◆ **Instructions to follow**: Retype the whole listing below, character for character.

Dataset items
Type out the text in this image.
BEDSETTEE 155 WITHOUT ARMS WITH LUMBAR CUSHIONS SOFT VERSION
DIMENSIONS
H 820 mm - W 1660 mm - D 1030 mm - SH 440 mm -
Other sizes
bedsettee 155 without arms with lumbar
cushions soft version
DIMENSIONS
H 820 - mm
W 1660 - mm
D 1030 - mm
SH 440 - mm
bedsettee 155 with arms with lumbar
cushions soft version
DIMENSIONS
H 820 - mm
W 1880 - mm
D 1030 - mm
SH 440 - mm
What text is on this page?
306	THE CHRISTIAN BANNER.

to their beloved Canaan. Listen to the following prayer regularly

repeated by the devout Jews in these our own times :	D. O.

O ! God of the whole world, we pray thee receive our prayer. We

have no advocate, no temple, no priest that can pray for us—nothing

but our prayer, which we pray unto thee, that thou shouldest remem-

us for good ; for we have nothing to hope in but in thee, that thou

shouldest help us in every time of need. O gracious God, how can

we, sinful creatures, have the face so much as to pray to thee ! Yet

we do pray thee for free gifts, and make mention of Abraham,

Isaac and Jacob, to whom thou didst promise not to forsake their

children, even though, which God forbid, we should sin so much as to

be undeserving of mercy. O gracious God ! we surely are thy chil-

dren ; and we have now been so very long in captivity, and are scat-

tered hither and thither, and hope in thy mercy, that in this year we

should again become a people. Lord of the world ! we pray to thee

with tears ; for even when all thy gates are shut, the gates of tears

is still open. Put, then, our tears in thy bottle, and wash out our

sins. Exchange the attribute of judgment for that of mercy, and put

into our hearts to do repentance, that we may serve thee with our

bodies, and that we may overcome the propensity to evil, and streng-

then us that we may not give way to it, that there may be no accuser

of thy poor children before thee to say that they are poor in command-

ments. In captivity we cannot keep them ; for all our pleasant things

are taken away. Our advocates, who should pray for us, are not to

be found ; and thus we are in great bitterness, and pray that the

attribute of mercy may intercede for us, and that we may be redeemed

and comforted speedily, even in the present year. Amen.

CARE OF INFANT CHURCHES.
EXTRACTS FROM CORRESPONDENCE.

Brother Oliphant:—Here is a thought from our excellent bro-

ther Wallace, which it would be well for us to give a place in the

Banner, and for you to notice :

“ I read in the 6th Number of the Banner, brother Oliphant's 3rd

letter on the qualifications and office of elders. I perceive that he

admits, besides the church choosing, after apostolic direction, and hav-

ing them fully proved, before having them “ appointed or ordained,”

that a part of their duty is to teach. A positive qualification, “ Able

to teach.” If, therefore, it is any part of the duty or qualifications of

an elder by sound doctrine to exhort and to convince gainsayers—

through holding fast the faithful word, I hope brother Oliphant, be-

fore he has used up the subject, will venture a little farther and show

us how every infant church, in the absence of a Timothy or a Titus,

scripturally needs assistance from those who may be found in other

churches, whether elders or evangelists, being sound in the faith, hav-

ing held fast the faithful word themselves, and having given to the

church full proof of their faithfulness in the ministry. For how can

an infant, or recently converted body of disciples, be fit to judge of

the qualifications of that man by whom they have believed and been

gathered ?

◆ **Reply to the task**:
Type out the text in this image.
BEDSETTEE 155 WITHOUT ARMS WITH LUMBAR CUSHIONS SOFT VERSION
DIMENSIONS
H 820 mm - W 1660 mm - D 1030 mm - SH 440 mm -
Other sizes
bedsettee 155 without arms with lumbar
cushions soft version
DIMENSIONS
H 820 - mm
W 1660 - mm
D 1030 - mm
SH 440 - mm
bedsettee 155 with arms with lumbar
cushions soft version
DIMENSIONS
H 820 - mm
W 1880 - mm
D 1030 - mm
SH 440 - mm
What text is on this page?
306	THE CHRISTIAN BANNER.

to their beloved Canaan. Listen to the following prayer regularly

repeated by the devout Jews in these our own times :	D. O.

O ! God of the whole world, we pray thee receive our prayer. We

have no advocate, no temple, no priest that can pray for us—nothing

but our prayer, which we pray unto thee, that thou shouldest remem-

us for good ; for we have nothing to hope in but in thee, that thou

shouldest help us in every time of need. O gracious God, how can

we, sinful creatures, have the face so much as to pray to thee ! Yet

we do pray thee for free gifts, and make mention of Abraham,

Isaac and Jacob, to whom thou didst promise not to forsake their

children, even though, which God forbid, we should sin so much as to

be undeserving of mercy. O gracious God ! we surely are thy chil-

dren ; and we have now been so very long in captivity, and are scat-

tered hither and thither, and hope in thy mercy, that in this year we

should again become a people. Lord of the world ! we pray to thee

with tears ; for even when all thy gates are shut, the gates of tears

is still open. Put, then, our tears in thy bottle, and wash out our

sins. Exchange the attribute of judgment for that of mercy, and put

into our hearts to do repentance, that we may serve thee with our

bodies, and that we may overcome the propensity to evil, and streng-

then us that we may not give way to it, that there may be no accuser

of thy poor children before thee to say that they are poor in command-

ments. In captivity we cannot keep them ; for all our pleasant things

are taken away. Our advocates, who should pray for us, are not to

be found ; and thus we are in great bitterness, and pray that the

attribute of mercy may intercede for us, and that we may be redeemed

and comforted speedily, even in the present year. Amen.

CARE OF INFANT CHURCHES.
EXTRACTS FROM CORRESPONDENCE.

Brother Oliphant:—Here is a thought from our excellent bro-

ther Wallace, which it would be well for us to give a place in the

Banner, and for you to notice :

“ I read in the 6th Number of the Banner, brother Oliphant's 3rd

letter on the qualifications and office of elders. I perceive that he

admits, besides the church choosing, after apostolic direction, and hav-

ing them fully proved, before having them “ appointed or ordained,”

that a part of their duty is to teach. A positive qualification, “ Able

to teach.” If, therefore, it is any part of the duty or qualifications of

an elder by sound doctrine to exhort and to convince gainsayers—

through holding fast the faithful word, I hope brother Oliphant, be-

fore he has used up the subject, will venture a little farther and show

us how every infant church, in the absence of a Timothy or a Titus,

scripturally needs assistance from those who may be found in other

churches, whether elders or evangelists, being sound in the faith, hav-

ing held fast the faithful word themselves, and having given to the

church full proof of their faithfulness in the ministry. For how can

an infant, or recently converted body of disciples, be fit to judge of

the qualifications of that man by whom they have believed and been

gathered ?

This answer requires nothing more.